== WHAT THE EXERCISE ASKS ==
Quote all of the entries word for word.

== EXERCISE DATA ==
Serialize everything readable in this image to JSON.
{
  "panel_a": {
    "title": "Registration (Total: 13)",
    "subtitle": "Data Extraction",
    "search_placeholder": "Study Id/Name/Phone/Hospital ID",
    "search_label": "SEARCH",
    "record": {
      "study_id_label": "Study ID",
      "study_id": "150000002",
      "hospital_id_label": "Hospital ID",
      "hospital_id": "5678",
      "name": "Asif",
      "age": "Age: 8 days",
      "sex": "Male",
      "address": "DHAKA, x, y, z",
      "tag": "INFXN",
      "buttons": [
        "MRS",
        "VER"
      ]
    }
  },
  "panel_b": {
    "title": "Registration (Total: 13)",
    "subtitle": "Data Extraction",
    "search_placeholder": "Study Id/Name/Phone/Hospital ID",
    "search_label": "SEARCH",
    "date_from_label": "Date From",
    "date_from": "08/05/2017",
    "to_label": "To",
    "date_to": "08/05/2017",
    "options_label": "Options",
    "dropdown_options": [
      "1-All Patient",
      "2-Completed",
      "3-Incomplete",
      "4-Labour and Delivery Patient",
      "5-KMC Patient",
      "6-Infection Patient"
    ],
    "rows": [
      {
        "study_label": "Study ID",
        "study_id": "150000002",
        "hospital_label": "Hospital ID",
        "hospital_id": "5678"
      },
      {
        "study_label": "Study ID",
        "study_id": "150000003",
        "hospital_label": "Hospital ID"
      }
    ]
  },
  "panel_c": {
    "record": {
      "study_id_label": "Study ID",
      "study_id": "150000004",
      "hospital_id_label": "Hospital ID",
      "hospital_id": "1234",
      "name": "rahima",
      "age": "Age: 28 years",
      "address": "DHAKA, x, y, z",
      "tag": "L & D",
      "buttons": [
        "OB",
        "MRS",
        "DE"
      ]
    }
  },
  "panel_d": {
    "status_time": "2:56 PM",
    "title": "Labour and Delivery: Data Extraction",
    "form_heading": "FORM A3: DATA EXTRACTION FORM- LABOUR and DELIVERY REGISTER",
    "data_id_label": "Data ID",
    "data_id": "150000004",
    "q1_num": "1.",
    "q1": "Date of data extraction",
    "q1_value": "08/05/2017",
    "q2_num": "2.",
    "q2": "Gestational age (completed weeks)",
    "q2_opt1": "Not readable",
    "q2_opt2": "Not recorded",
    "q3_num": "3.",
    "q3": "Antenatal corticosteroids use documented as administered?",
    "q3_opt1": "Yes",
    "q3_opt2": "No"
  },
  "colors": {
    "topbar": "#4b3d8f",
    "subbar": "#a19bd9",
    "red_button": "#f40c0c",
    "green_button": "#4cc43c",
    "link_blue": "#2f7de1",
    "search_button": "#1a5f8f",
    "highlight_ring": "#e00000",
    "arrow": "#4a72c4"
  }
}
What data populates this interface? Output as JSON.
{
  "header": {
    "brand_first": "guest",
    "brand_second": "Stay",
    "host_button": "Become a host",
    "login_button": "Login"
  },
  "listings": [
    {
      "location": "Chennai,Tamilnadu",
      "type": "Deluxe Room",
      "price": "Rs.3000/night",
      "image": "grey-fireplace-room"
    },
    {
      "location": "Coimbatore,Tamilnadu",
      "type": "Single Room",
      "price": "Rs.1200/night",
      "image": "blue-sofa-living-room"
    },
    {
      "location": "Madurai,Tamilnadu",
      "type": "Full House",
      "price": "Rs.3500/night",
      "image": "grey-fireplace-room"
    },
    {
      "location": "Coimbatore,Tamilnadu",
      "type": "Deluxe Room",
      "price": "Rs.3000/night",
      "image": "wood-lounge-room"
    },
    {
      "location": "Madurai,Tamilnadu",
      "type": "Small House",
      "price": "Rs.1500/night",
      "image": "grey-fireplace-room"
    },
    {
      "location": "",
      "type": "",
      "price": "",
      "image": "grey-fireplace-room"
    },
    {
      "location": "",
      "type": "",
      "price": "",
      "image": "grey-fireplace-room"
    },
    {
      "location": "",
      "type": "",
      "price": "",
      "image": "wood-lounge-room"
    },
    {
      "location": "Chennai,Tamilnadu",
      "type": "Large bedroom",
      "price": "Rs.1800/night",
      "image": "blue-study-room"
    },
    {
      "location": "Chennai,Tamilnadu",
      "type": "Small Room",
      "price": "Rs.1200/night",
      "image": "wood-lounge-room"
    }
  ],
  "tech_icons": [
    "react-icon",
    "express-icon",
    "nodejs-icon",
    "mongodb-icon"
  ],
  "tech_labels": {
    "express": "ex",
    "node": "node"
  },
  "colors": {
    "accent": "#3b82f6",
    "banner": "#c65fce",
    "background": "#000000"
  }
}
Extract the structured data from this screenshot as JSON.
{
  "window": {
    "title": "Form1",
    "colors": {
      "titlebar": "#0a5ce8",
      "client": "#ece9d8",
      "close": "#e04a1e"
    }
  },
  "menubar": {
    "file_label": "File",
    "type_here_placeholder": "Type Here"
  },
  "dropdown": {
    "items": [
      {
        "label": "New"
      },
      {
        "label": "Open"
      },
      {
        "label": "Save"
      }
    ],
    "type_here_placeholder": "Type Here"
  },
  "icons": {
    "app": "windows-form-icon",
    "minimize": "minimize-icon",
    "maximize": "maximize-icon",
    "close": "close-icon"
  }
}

== FULL ANSWER ==
Serialize everything readable in this image to JSON.
{
  "panel_a": {
    "title": "Registration (Total: 13)",
    "subtitle": "Data Extraction",
    "search_placeholder": "Study Id/Name/Phone/Hospital ID",
    "search_label": "SEARCH",
    "record": {
      "study_id_label": "Study ID",
      "study_id": "150000002",
      "hospital_id_label": "Hospital ID",
      "hospital_id": "5678",
      "name": "Asif",
      "age": "Age: 8 days",
      "sex": "Male",
      "address": "DHAKA, x, y, z",
      "tag": "INFXN",
      "buttons": [
        "MRS",
        "VER"
      ]
    }
  },
  "panel_b": {
    "title": "Registration (Total: 13)",
    "subtitle": "Data Extraction",
    "search_placeholder": "Study Id/Name/Phone/Hospital ID",
    "search_label": "SEARCH",
    "date_from_label": "Date From",
    "date_from": "08/05/2017",
    "to_label": "To",
    "date_to": "08/05/2017",
    "options_label": "Options",
    "dropdown_options": [
      "1-All Patient",
      "2-Completed",
      "3-Incomplete",
      "4-Labour and Delivery Patient",
      "5-KMC Patient",
      "6-Infection Patient"
    ],
    "rows": [
      {
        "study_label": "Study ID",
        "study_id": "150000002",
        "hospital_label": "Hospital ID",
        "hospital_id": "5678"
      },
      {
        "study_label": "Study ID",
        "study_id": "150000003",
        "hospital_label": "Hospital ID"
      }
    ]
  },
  "panel_c": {
    "record": {
      "study_id_label": "Study ID",
      "study_id": "150000004",
      "hospital_id_label": "Hospital ID",
      "hospital_id": "1234",
      "name": "rahima",
      "age": "Age: 28 years",
      "address": "DHAKA, x, y, z",
      "tag": "L & D",
      "buttons": [
        "OB",
        "MRS",
        "DE"
      ]
    }
  },
  "panel_d": {
    "status_time": "2:56 PM",
    "title": "Labour and Delivery: Data Extraction",
    "form_heading": "FORM A3: DATA EXTRACTION FORM- LABOUR and DELIVERY REGISTER",
    "data_id_label": "Data ID",
    "data_id": "150000004",
    "q1_num": "1.",
    "q1": "Date of data extraction",
    "q1_value": "08/05/2017",
    "q2_num": "2.",
    "q2": "Gestational age (completed weeks)",
    "q2_opt1": "Not readable",
    "q2_opt2": "Not recorded",
    "q3_num": "3.",
    "q3": "Antenatal corticosteroids use documented as administered?",
    "q3_opt1": "Yes",
    "q3_opt2": "No"
  },
  "colors": {
    "topbar": "#4b3d8f",
    "subbar": "#a19bd9",
    "red_button": "#f40c0c",
    "green_button": "#4cc43c",
    "link_blue": "#2f7de1",
    "search_button": "#1a5f8f",
    "highlight_ring": "#e00000",
    "arrow": "#4a72c4"
  }
}
What data populates this interface? Output as JSON.
{
  "header": {
    "brand_first": "guest",
    "brand_second": "Stay",
    "host_button": "Become a host",
    "login_button": "Login"
  },
  "listings": [
    {
      "location": "Chennai,Tamilnadu",
      "type": "Deluxe Room",
      "price": "Rs.3000/night",
      "image": "grey-fireplace-room"
    },
    {
      "location": "Coimbatore,Tamilnadu",
      "type": "Single Room",
      "price": "Rs.1200/night",
      "image": "blue-sofa-living-room"
    },
    {
      "location": "Madurai,Tamilnadu",
      "type": "Full House",
      "price": "Rs.3500/night",
      "image": "grey-fireplace-room"
    },
    {
      "location": "Coimbatore,Tamilnadu",
      "type": "Deluxe Room",
      "price": "Rs.3000/night",
      "image": "wood-lounge-room"
    },
    {
      "location": "Madurai,Tamilnadu",
      "type": "Small House",
      "price": "Rs.1500/night",
      "image": "grey-fireplace-room"
    },
    {
      "location": "",
      "type": "",
      "price": "",
      "image": "grey-fireplace-room"
    },
    {
      "location": "",
      "type": "",
      "price": "",
      "image": "grey-fireplace-room"
    },
    {
      "location": "",
      "type": "",
      "price": "",
      "image": "wood-lounge-room"
    },
    {
      "location": "Chennai,Tamilnadu",
      "type": "Large bedroom",
      "price": "Rs.1800/night",
      "image": "blue-study-room"
    },
    {
      "location": "Chennai,Tamilnadu",
      "type": "Small Room",
      "price": "Rs.1200/night",
      "image": "wood-lounge-room"
    }
  ],
  "tech_icons": [
    "react-icon",
    "express-icon",
    "nodejs-icon",
    "mongodb-icon"
  ],
  "tech_labels": {
    "express": "ex",
    "node": "node"
  },
  "colors": {
    "accent": "#3b82f6",
    "banner": "#c65fce",
    "background": "#000000"
  }
}
Extract the structured data from this screenshot as JSON.
{
  "window": {
    "title": "Form1",
    "colors": {
      "titlebar": "#0a5ce8",
      "client": "#ece9d8",
      "close": "#e04a1e"
    }
  },
  "menubar": {
    "file_label": "File",
    "type_here_placeholder": "Type Here"
  },
  "dropdown": {
    "items": [
      {
        "label": "New"
      },
      {
        "label": "Open"
      },
      {
        "label": "Save"
      }
    ],
    "type_here_placeholder": "Type Here"
  },
  "icons": {
    "app": "windows-form-icon",
    "minimize": "minimize-icon",
    "maximize": "maximize-icon",
    "close": "close-icon"
  }
}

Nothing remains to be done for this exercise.